JOB » Print out the lines from the records unchanged, starting with the line that contains "separator: · [321,1146,333,1186]" and going on through the line that contains "like-button[interactable]: 1 [832,411,902,459]".

Start of DATASET EXTRACT

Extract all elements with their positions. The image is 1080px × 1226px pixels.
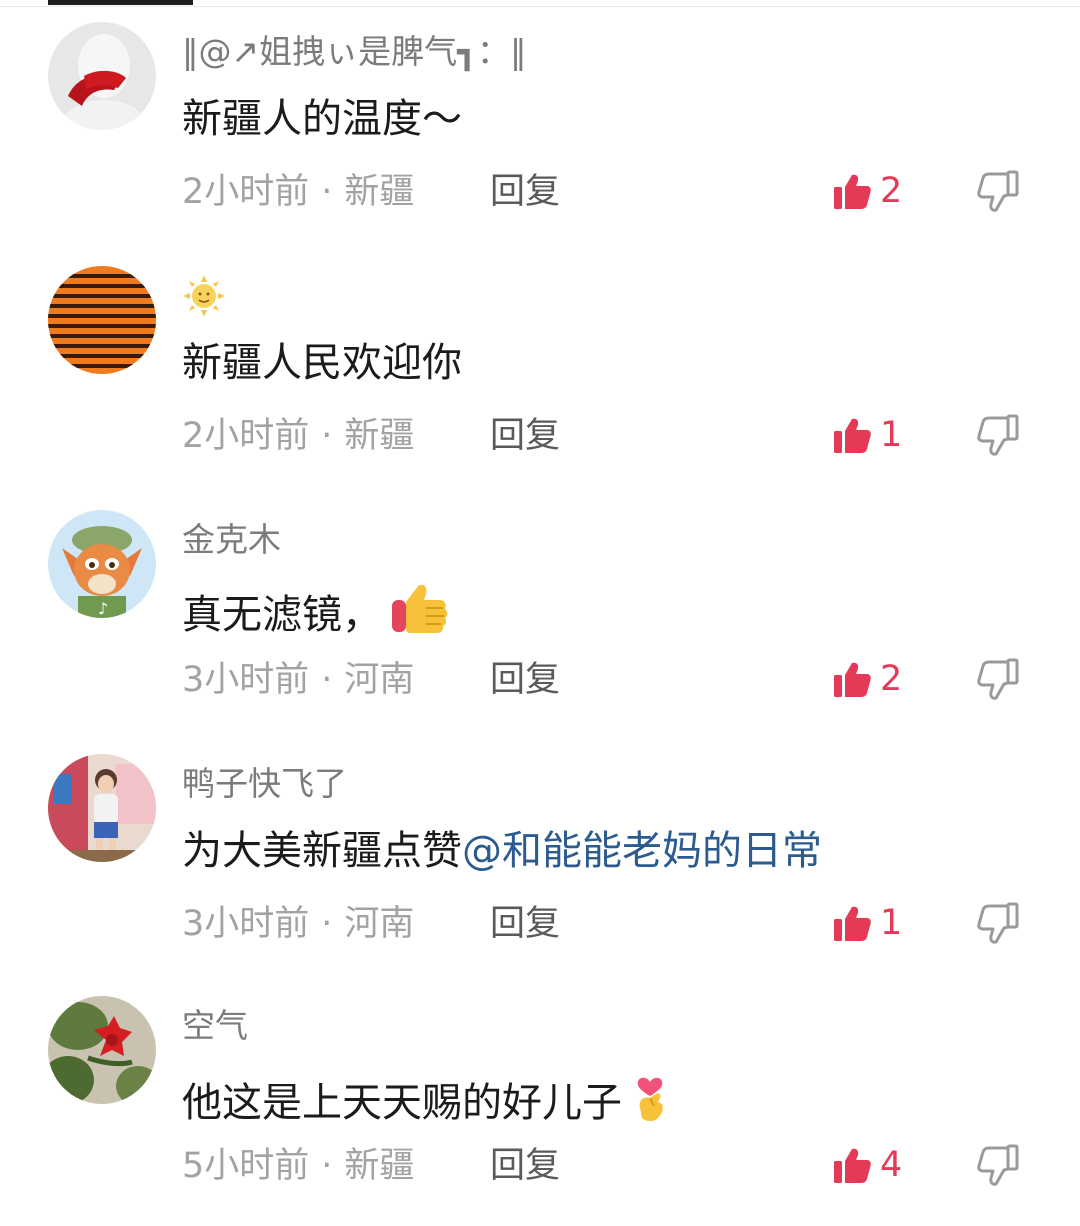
separator: · [321,1146,333,1186]
username[interactable]: 金克木 [182,520,281,560]
reply-button[interactable]: 回复 [490,1146,560,1186]
separator: · [321,416,333,456]
like-count: 4 [880,1145,903,1185]
dislike-button[interactable] [975,1142,1021,1192]
comment-text: 真无滤镜， [182,582,450,640]
like-button[interactable]: 1 [832,411,902,459]
reply-button[interactable]: 回复 [490,660,560,700]
comment-item: 新疆人民欢迎你 2小时前 · 新疆 回复 1 [0,266,1080,496]
comment-item: ‖@↗姐拽ぃ是脾气┓：‖ 新疆人的温度～ 2小时前 · 新疆 回复 2 [0,22,1080,252]
like-button[interactable]: 2 [832,655,902,703]
dislike-button[interactable] [975,168,1021,218]
comment-text: 他这是上天天赐的好儿子 [182,1068,672,1128]
timestamp: 5小时前 [182,1146,310,1186]
like-button[interactable]: 1 [832,899,902,947]
like-count: 2 [880,171,903,211]
thumbs-down-icon [977,658,1019,700]
timestamp: 3小时前 [182,660,310,700]
comment-item: 鸭子快飞了 为大美新疆点赞@和能能老妈的日常 3小时前 · 河南 回复 1 [0,754,1080,984]
thumbs-up-emoji-icon [392,584,448,633]
thumbs-down-icon [977,1144,1019,1186]
location: 新疆 [344,416,415,456]
reply-button[interactable]: 回复 [490,416,560,456]
top-divider [0,0,1080,7]
comment-item: ♪ 金克木 真无滤镜， 3小时前 · 河南 回复 2 [0,510,1080,740]
comment-text-body: 他这是上天天赐的好儿子 [182,1080,622,1126]
finger-heart-emoji-icon [637,1077,663,1121]
comment-meta: 2小时前 · 新疆 [182,172,414,212]
thumbs-up-icon [834,1148,871,1183]
location: 新疆 [344,172,415,212]
dislike-button[interactable] [975,412,1021,462]
reply-button[interactable]: 回复 [490,172,560,212]
avatar[interactable] [48,996,156,1104]
like-count: 1 [880,903,903,943]
timestamp: 3小时前 [182,904,310,944]
comment-meta: 3小时前 · 河南 [182,660,414,700]
dislike-button[interactable] [975,656,1021,706]
timestamp: 2小时前 [182,172,310,212]
avatar[interactable] [48,22,156,130]
thumbs-up-icon [834,174,871,209]
location: 新疆 [344,1146,415,1186]
comment-text: 新疆人民欢迎你 [182,338,462,388]
comment-text-body: 为大美新疆点赞 [182,828,462,874]
username[interactable]: 空气 [182,1006,248,1046]
thumbs-up-icon [834,906,871,941]
dislike-button[interactable] [975,900,1021,950]
avatar[interactable] [48,754,156,862]
location: 河南 [344,660,415,700]
comment-text-body: 新疆人民欢迎你 [182,340,462,386]
comment-meta: 2小时前 · 新疆 [182,416,414,456]
avatar[interactable]: ♪ [48,510,156,618]
like-button[interactable]: 4 [832,1141,902,1189]
comment-meta: 3小时前 · 河南 [182,904,414,944]
thumbs-down-icon [977,170,1019,212]
comment-text: 新疆人的温度～ [182,94,462,144]
comment-text-body: 真无滤镜， [182,592,382,638]
avatar[interactable] [48,266,156,374]
like-count: 1 [880,415,903,455]
username[interactable] [182,275,226,327]
mention-link[interactable]: @和能能老妈的日常 [462,828,822,874]
thumbs-up-icon [834,418,871,453]
thumbs-down-icon [977,414,1019,456]
sun-face-emoji-icon [183,275,225,317]
like-count: 2 [880,659,903,699]
thumbs-up-icon [834,662,871,697]
comment-item: 空气 他这是上天天赐的好儿子 5小时前 · 新疆 回复 4 [0,996,1080,1226]
separator: · [321,172,333,212]
comment-text-body: 新疆人的温度～ [182,96,462,142]
thumbs-down-icon [977,902,1019,944]
reply-button[interactable]: 回复 [490,904,560,944]
timestamp: 2小时前 [182,416,310,456]
username[interactable]: 鸭子快飞了 [182,764,347,804]
username[interactable]: ‖@↗姐拽ぃ是脾气┓：‖ [182,32,527,72]
location: 河南 [344,904,415,944]
comment-meta: 5小时前 · 新疆 [182,1146,414,1186]
comment-text: 为大美新疆点赞@和能能老妈的日常 [182,826,822,876]
separator: · [321,904,333,944]
like-button[interactable]: 2 [832,167,902,215]
tab-indicator [48,0,193,5]
svg-text:♪: ♪ [98,599,108,618]
separator: · [321,660,333,700]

End of DATASET EXTRACT

EXPECTED ANSWER »
separator: · [321,1146,333,1186]
username[interactable]: 金克木 [182,520,281,560]
reply-button[interactable]: 回复 [490,1146,560,1186]
separator: · [321,416,333,456]
like-count: 4 [880,1145,903,1185]
dislike-button[interactable] [975,1142,1021,1192]
comment-text: 真无滤镜， [182,582,450,640]
like-button[interactable]: 1 [832,411,902,459]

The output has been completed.